#### [TASK BRIEF]
Copy all lines below containing "amount".

#### [Dataset records]
[start]
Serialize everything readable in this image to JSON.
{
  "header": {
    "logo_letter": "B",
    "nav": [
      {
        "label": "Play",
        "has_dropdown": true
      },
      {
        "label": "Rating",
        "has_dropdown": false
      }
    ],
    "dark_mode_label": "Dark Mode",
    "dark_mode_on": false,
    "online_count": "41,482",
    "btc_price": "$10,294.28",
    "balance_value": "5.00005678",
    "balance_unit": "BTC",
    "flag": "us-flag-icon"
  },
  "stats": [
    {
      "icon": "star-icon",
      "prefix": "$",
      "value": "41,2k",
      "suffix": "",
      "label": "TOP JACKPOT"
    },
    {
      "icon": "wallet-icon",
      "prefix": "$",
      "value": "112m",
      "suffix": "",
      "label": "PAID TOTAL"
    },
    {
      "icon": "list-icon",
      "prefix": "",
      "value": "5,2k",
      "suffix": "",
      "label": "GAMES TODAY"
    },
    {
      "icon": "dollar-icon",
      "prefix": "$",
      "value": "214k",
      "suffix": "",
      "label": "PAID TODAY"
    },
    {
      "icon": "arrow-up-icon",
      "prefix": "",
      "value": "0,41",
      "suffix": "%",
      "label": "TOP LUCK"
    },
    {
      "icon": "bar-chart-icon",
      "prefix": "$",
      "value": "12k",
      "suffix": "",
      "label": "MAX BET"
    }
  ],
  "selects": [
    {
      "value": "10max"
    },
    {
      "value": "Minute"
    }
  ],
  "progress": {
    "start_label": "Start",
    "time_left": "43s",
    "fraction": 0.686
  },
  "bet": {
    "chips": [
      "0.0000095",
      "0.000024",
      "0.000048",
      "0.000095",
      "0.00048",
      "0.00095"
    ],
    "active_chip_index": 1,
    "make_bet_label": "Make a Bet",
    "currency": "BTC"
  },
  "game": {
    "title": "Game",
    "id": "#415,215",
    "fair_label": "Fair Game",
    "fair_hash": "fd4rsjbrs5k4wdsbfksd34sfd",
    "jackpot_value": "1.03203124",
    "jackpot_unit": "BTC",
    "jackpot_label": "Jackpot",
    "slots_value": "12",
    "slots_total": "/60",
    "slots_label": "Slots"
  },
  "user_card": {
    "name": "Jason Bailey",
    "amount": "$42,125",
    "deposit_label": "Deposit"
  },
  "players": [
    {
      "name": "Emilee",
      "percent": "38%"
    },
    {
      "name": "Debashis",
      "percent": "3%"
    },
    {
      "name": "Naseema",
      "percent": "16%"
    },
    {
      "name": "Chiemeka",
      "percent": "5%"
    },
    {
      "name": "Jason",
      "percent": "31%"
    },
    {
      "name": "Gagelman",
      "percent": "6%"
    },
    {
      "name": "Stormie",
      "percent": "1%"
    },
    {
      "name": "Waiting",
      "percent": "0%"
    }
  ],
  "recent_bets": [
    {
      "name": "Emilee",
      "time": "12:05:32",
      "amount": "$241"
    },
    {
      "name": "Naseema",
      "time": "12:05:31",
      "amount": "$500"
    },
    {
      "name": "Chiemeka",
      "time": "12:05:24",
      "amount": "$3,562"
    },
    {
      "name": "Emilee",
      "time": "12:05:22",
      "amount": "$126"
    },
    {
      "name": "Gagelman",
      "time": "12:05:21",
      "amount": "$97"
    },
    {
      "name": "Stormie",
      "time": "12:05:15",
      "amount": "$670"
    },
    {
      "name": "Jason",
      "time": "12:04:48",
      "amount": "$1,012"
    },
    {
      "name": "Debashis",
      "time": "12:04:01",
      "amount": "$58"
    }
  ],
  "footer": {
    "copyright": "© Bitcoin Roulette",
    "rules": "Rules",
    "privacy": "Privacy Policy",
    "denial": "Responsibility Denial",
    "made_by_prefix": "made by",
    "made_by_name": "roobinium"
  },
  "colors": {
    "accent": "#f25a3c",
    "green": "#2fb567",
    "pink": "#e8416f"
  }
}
[end]
#### [COMPLETE OUTPUT]
    "amount": "$42,125",
      "amount": "$241"
      "amount": "$500"
      "amount": "$3,562"
      "amount": "$126"
      "amount": "$97"
      "amount": "$670"
      "amount": "$1,012"
      "amount": "$58"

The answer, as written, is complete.